■ Records about charts and figures:
----------------------------------------
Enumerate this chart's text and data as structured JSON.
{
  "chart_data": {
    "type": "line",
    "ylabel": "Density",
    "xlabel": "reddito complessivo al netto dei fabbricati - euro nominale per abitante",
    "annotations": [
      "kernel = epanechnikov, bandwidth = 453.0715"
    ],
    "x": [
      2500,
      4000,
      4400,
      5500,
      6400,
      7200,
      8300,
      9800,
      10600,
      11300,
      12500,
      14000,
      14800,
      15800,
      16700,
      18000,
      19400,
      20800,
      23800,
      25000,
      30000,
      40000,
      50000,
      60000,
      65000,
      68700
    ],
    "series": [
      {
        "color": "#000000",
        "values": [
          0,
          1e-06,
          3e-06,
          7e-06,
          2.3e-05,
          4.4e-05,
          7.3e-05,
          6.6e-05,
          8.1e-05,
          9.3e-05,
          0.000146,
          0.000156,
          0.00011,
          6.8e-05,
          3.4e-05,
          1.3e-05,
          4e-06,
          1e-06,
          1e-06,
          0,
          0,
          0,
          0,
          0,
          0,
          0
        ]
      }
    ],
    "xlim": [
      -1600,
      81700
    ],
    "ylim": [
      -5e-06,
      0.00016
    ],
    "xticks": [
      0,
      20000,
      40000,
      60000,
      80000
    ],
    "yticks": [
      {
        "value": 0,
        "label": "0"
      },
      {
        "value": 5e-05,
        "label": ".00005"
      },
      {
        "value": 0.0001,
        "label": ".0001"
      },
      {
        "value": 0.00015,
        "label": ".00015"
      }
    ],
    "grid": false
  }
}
----------------------------------------
■ EXERCISE: Reproduce the material exactly, with every line intact.

■ RESULT FOR THIS EXERCISE:
Enumerate this chart's text and data as structured JSON.
{
  "chart_data": {
    "type": "line",
    "ylabel": "Density",
    "xlabel": "reddito complessivo al netto dei fabbricati - euro nominale per abitante",
    "annotations": [
      "kernel = epanechnikov, bandwidth = 453.0715"
    ],
    "x": [
      2500,
      4000,
      4400,
      5500,
      6400,
      7200,
      8300,
      9800,
      10600,
      11300,
      12500,
      14000,
      14800,
      15800,
      16700,
      18000,
      19400,
      20800,
      23800,
      25000,
      30000,
      40000,
      50000,
      60000,
      65000,
      68700
    ],
    "series": [
      {
        "color": "#000000",
        "values": [
          0,
          1e-06,
          3e-06,
          7e-06,
          2.3e-05,
          4.4e-05,
          7.3e-05,
          6.6e-05,
          8.1e-05,
          9.3e-05,
          0.000146,
          0.000156,
          0.00011,
          6.8e-05,
          3.4e-05,
          1.3e-05,
          4e-06,
          1e-06,
          1e-06,
          0,
          0,
          0,
          0,
          0,
          0,
          0
        ]
      }
    ],
    "xlim": [
      -1600,
      81700
    ],
    "ylim": [
      -5e-06,
      0.00016
    ],
    "xticks": [
      0,
      20000,
      40000,
      60000,
      80000
    ],
    "yticks": [
      {
        "value": 0,
        "label": "0"
      },
      {
        "value": 5e-05,
        "label": ".00005"
      },
      {
        "value": 0.0001,
        "label": ".0001"
      },
      {
        "value": 0.00015,
        "label": ".00015"
      }
    ],
    "grid": false
  }
}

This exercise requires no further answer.